Data extracted from a collection:
==============================

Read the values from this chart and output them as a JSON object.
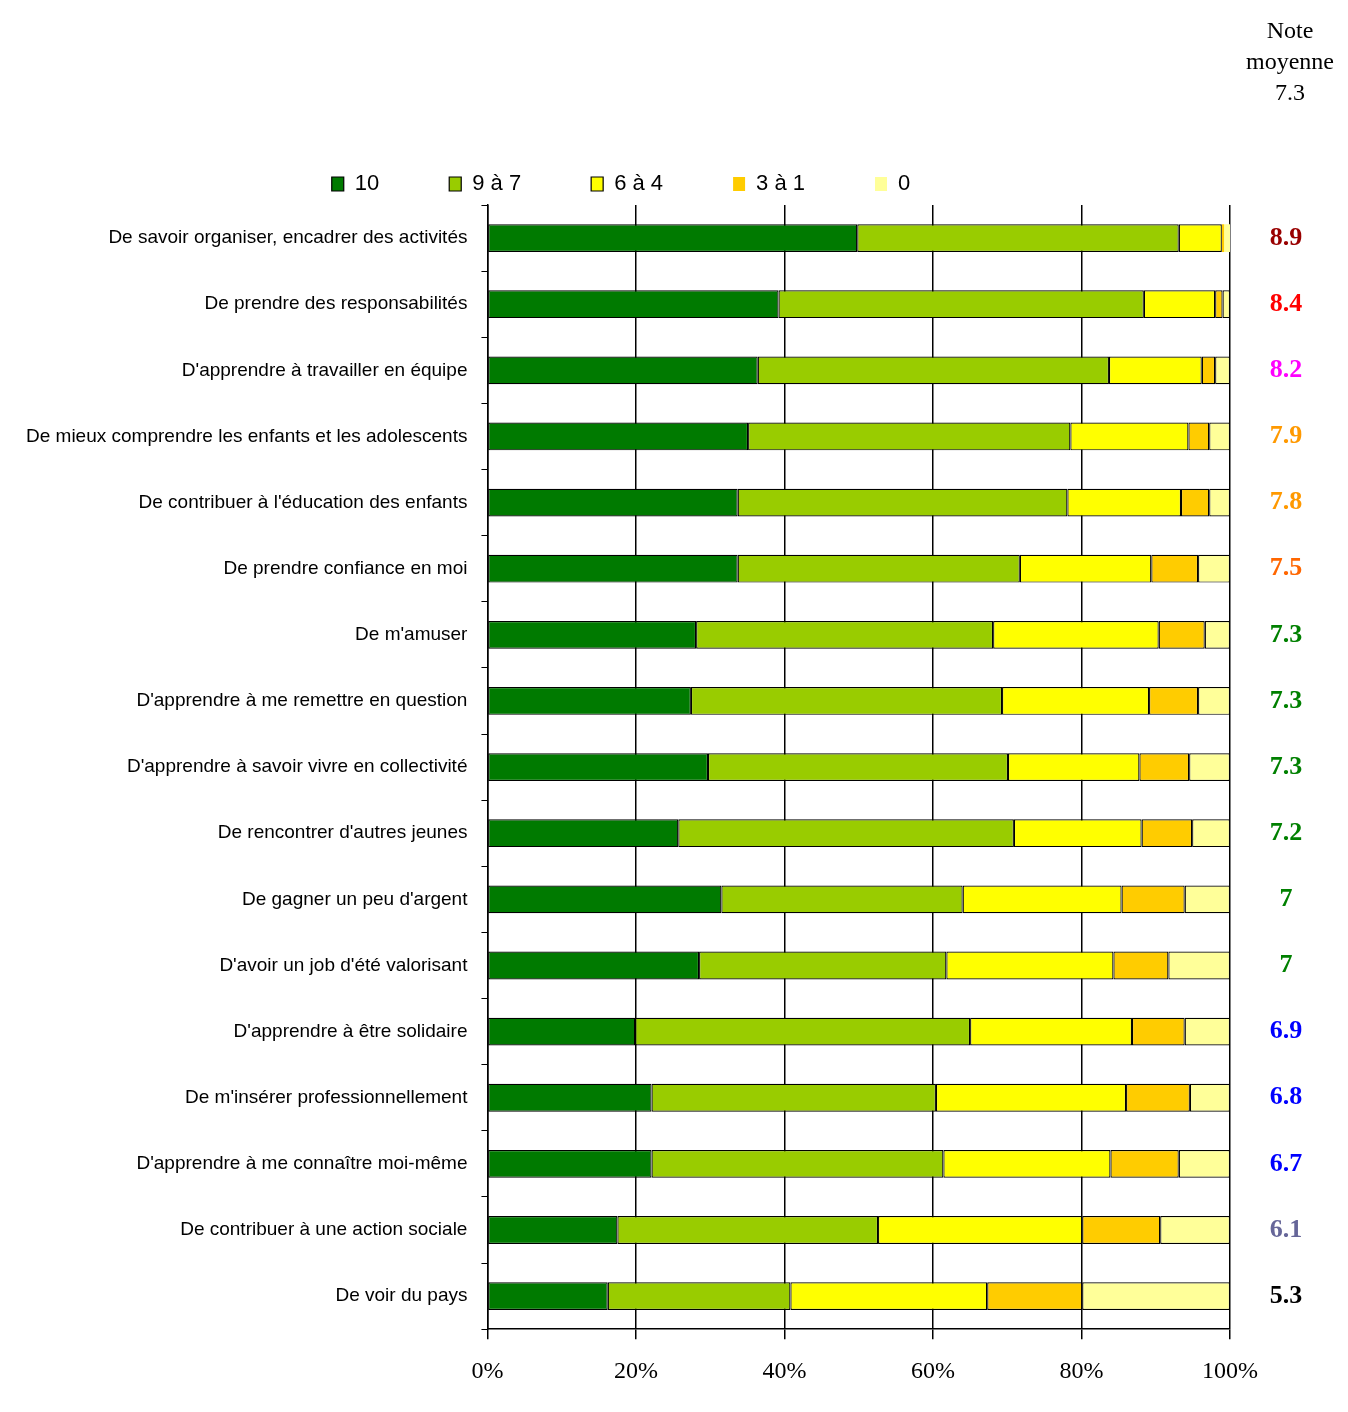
{
  "chart_data": {
    "type": "bar",
    "orientation": "horizontal",
    "stacked": true,
    "categories": [
      "De savoir organiser, encadrer des activités",
      "De prendre des responsabilités",
      "D'apprendre à travailler en équipe",
      "De mieux comprendre les enfants et les adolescents",
      "De contribuer à l'éducation des enfants",
      "De prendre confiance en moi",
      "De m'amuser",
      "D'apprendre à me remettre en question",
      "D'apprendre à savoir vivre en collectivité",
      "De rencontrer d'autres jeunes",
      "De gagner un peu d'argent",
      "D'avoir un job d'été valorisant",
      "D'apprendre à être solidaire",
      "De m'insérer professionnellement",
      "D'apprendre à me connaître moi-même",
      "De contribuer à une action sociale",
      "De voir du pays"
    ],
    "series": [
      {
        "name": "10",
        "color": "#007a00",
        "values": [
          49.8,
          39.2,
          36.4,
          35.1,
          33.7,
          33.7,
          28.1,
          27.4,
          29.7,
          25.7,
          31.5,
          28.5,
          19.9,
          22.1,
          22.1,
          17.5,
          16.2
        ]
      },
      {
        "name": "9 à 7",
        "color": "#99cc00",
        "values": [
          43.3,
          49.2,
          47.3,
          43.4,
          44.4,
          38.0,
          40.0,
          41.9,
          40.4,
          45.2,
          32.5,
          33.3,
          45.1,
          38.3,
          39.3,
          35.1,
          24.6
        ]
      },
      {
        "name": "6 à 4",
        "color": "#ffff00",
        "values": [
          5.8,
          9.6,
          12.5,
          15.9,
          15.3,
          17.7,
          22.3,
          19.8,
          17.7,
          17.2,
          21.4,
          22.5,
          21.8,
          25.6,
          22.5,
          27.5,
          26.5
        ]
      },
      {
        "name": "3 à 1",
        "color": "#ffcc00",
        "values": [
          0.3,
          1.0,
          1.8,
          2.8,
          3.8,
          6.3,
          6.2,
          6.6,
          6.7,
          6.8,
          8.5,
          7.4,
          7.1,
          8.6,
          9.2,
          10.5,
          12.8
        ]
      },
      {
        "name": "0",
        "color": "#ffff99",
        "values": [
          0.8,
          1.0,
          2.0,
          2.8,
          2.8,
          4.3,
          3.4,
          4.3,
          5.5,
          5.1,
          6.1,
          8.3,
          6.1,
          5.4,
          6.9,
          9.4,
          19.9
        ]
      }
    ],
    "xlim": [
      0,
      100
    ],
    "xticks": [
      {
        "value": 0,
        "label": "0%"
      },
      {
        "value": 20,
        "label": "20%"
      },
      {
        "value": 40,
        "label": "40%"
      },
      {
        "value": 60,
        "label": "60%"
      },
      {
        "value": 80,
        "label": "80%"
      },
      {
        "value": 100,
        "label": "100%"
      }
    ],
    "grid": "x",
    "legend": "top",
    "annotations": [
      "Note moyenne",
      "7.3",
      "8.9",
      "8.4",
      "8.2",
      "7.9",
      "7.8",
      "7.5",
      "7.3",
      "7.3",
      "7.3",
      "7.2",
      "7",
      "7",
      "6.9",
      "6.8",
      "6.7",
      "6.1",
      "5.3"
    ]
  }
}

==============================

§ What you are asked to do
Repeat all of the data above word for word, minus the pictures.

§ Exercise answer
Read the values from this chart and output them as a JSON object.
{
  "chart_data": {
    "type": "bar",
    "orientation": "horizontal",
    "stacked": true,
    "categories": [
      "De savoir organiser, encadrer des activités",
      "De prendre des responsabilités",
      "D'apprendre à travailler en équipe",
      "De mieux comprendre les enfants et les adolescents",
      "De contribuer à l'éducation des enfants",
      "De prendre confiance en moi",
      "De m'amuser",
      "D'apprendre à me remettre en question",
      "D'apprendre à savoir vivre en collectivité",
      "De rencontrer d'autres jeunes",
      "De gagner un peu d'argent",
      "D'avoir un job d'été valorisant",
      "D'apprendre à être solidaire",
      "De m'insérer professionnellement",
      "D'apprendre à me connaître moi-même",
      "De contribuer à une action sociale",
      "De voir du pays"
    ],
    "series": [
      {
        "name": "10",
        "color": "#007a00",
        "values": [
          49.8,
          39.2,
          36.4,
          35.1,
          33.7,
          33.7,
          28.1,
          27.4,
          29.7,
          25.7,
          31.5,
          28.5,
          19.9,
          22.1,
          22.1,
          17.5,
          16.2
        ]
      },
      {
        "name": "9 à 7",
        "color": "#99cc00",
        "values": [
          43.3,
          49.2,
          47.3,
          43.4,
          44.4,
          38.0,
          40.0,
          41.9,
          40.4,
          45.2,
          32.5,
          33.3,
          45.1,
          38.3,
          39.3,
          35.1,
          24.6
        ]
      },
      {
        "name": "6 à 4",
        "color": "#ffff00",
        "values": [
          5.8,
          9.6,
          12.5,
          15.9,
          15.3,
          17.7,
          22.3,
          19.8,
          17.7,
          17.2,
          21.4,
          22.5,
          21.8,
          25.6,
          22.5,
          27.5,
          26.5
        ]
      },
      {
        "name": "3 à 1",
        "color": "#ffcc00",
        "values": [
          0.3,
          1.0,
          1.8,
          2.8,
          3.8,
          6.3,
          6.2,
          6.6,
          6.7,
          6.8,
          8.5,
          7.4,
          7.1,
          8.6,
          9.2,
          10.5,
          12.8
        ]
      },
      {
        "name": "0",
        "color": "#ffff99",
        "values": [
          0.8,
          1.0,
          2.0,
          2.8,
          2.8,
          4.3,
          3.4,
          4.3,
          5.5,
          5.1,
          6.1,
          8.3,
          6.1,
          5.4,
          6.9,
          9.4,
          19.9
        ]
      }
    ],
    "xlim": [
      0,
      100
    ],
    "xticks": [
      {
        "value": 0,
        "label": "0%"
      },
      {
        "value": 20,
        "label": "20%"
      },
      {
        "value": 40,
        "label": "40%"
      },
      {
        "value": 60,
        "label": "60%"
      },
      {
        "value": 80,
        "label": "80%"
      },
      {
        "value": 100,
        "label": "100%"
      }
    ],
    "grid": "x",
    "legend": "top",
    "annotations": [
      "Note moyenne",
      "7.3",
      "8.9",
      "8.4",
      "8.2",
      "7.9",
      "7.8",
      "7.5",
      "7.3",
      "7.3",
      "7.3",
      "7.2",
      "7",
      "7",
      "6.9",
      "6.8",
      "6.7",
      "6.1",
      "5.3"
    ]
  }
}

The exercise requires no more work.